>> START Extract provided
Property Taxes Apply to Unrealized Gains From Increases in Home Values

Corporate stocks and privately held businesses are the largest appreciable assets for the wealthiest people, but for the middle class, the biggest asset by far is their home.[19] These homes are subject to annual state and local property taxes across the country. The methods of assessing property values and calculating taxes differ, but generally the tax is calculated by multiplying the assessed value of the property (minus any exemptions) by the local property tax rate.[20] When a family buys a house, the property’s initial assessed value may be based on the purchase price of the house, and jurisdictions typically reassess the home’s value (based on what the house would sell for in a third-party transaction, for example) at specified intervals. As officials from the state of Illinois explained in a recent Q & A for residents:

Your property’s value is determined by many factors. Your assessment can increase because your neighborhood is improving, the sales prices of homes in your area are increasing, and inflation. The value that the assessor assigns to your property is the amount that the assessor determines your property would sell for in today’s market.[21]

In a recent example from the end of last year, the state of Maryland announced that assessments for a segment of properties would rise 23.4 percent from the last assessment three years prior.[22]

A home’s assessed value often increases over time due to market factors, and if it does, the property tax is partially a tax on the home’s increase in value, or an unrealized gain. This is the case even though no sale has occurred, and no cash has flowed to the homeowner. Yet the taxation of the portion of a property’s value that represents unrealized gains is a relatively uncontroversial aspect of a tax that accounts for over 15 percent of state and local general revenue, helping to fund public schools, for example.[23]

If middle-income homeowners can pay taxes that in part reflect the increase in value of their primary asset, very wealthy households can pay income tax on the increase in value of their primary assets: corporate stocks.

Retirement Account Holders Must Pay Income Tax on Accrued Gains

Middle-class families who own corporate stocks typically do so within retirement accounts such as 401(k) accounts, rather than in private brokerage accounts. Families between the 60th and 80th income percentiles have 28 percent of their assets in retirement accounts but only 12 percent in directly held corporate stock.[24] The situation is reversed for the top 1 percent of families: only 5 percent of their assets are in retirement accounts, versus 44 percent in corporate stocks.[25]

Under a typical 401(k), a person sets aside an average of about $5,000 per year from their paychecks on a pre-tax basis.[26] The underlying assets typically increase in value over time, and account holders do not pay tax each year on their gains. Thus, owners of retirement accounts, like direct owners of corporate stock, enjoy the benefit of deferral: their annual unrealized gains are not counted annually as taxable income. But the similarity in the tax treatment of directly held corporate stock and retirement accounts ends later in life.

Starting at age 73,[27] retirement account holders must take mandatory distributions — about $4,000 annually for every $100,000 in account balance (increasing with the age of the holder) — in part so they can’t use their accounts as tax shelters. This begins the process of drawing down the accounts and effectively requires account holders to begin realizing their gains, even if they would not otherwise want to. The distributions flowing out of the accounts, including the original contributions plus the accrued gains, are taxed at ordinary income tax rates.[28]

Moreover, if a retirement account holder dies with an account balance and leaves it to a family member or other heir other than a spouse,[29] the heir must liquidate the account over a ten-year period. The heir also must pay individual income taxes at ordinary income tax rates on the distributions in each of those ten years.
>> END Extract provided
>> START Exercise inputs
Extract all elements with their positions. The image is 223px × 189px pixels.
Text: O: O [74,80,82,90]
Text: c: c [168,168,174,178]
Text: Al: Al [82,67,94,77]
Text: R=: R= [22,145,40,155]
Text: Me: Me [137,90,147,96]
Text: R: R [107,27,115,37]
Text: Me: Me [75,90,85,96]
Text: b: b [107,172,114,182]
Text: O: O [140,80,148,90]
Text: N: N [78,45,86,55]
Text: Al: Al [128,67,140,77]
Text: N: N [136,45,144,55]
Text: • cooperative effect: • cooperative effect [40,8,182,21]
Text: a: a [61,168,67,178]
>> END Exercise inputs
→ Challenges:
1. Summarize the passage on taxes and unrealized gains in two sentences.
2. Rewrite the rows starting at the first row and ending at the row containing "Text: N: N [136,45,144,55]", swapping "positions" for "coordinates" and leaving everything else unchanged.
These rows have no connection to the passage on taxes and unrealized gains.

→ Solutions in order:
1. Property taxes on homes, the middle class's biggest asset, are partly a tax on unrealized gains, since assessed values often rise with market factors even though no sale has occurred. Retirement account holders, like direct owners of corporate stock, defer tax on annual gains, but starting at age 73 they must take mandatory distributions taxed at ordinary income rates, and non-spouse heirs must liquidate inherited accounts over ten years and pay income tax on those distributions.

2.
Extract all elements with their coordinates. The image is 223px × 189px pixels.
Text: O: O [74,80,82,90]
Text: c: c [168,168,174,178]
Text: Al: Al [82,67,94,77]
Text: R=: R= [22,145,40,155]
Text: Me: Me [137,90,147,96]
Text: R: R [107,27,115,37]
Text: Me: Me [75,90,85,96]
Text: b: b [107,172,114,182]
Text: O: O [140,80,148,90]
Text: N: N [78,45,86,55]
Text: Al: Al [128,67,140,77]
Text: N: N [136,45,144,55]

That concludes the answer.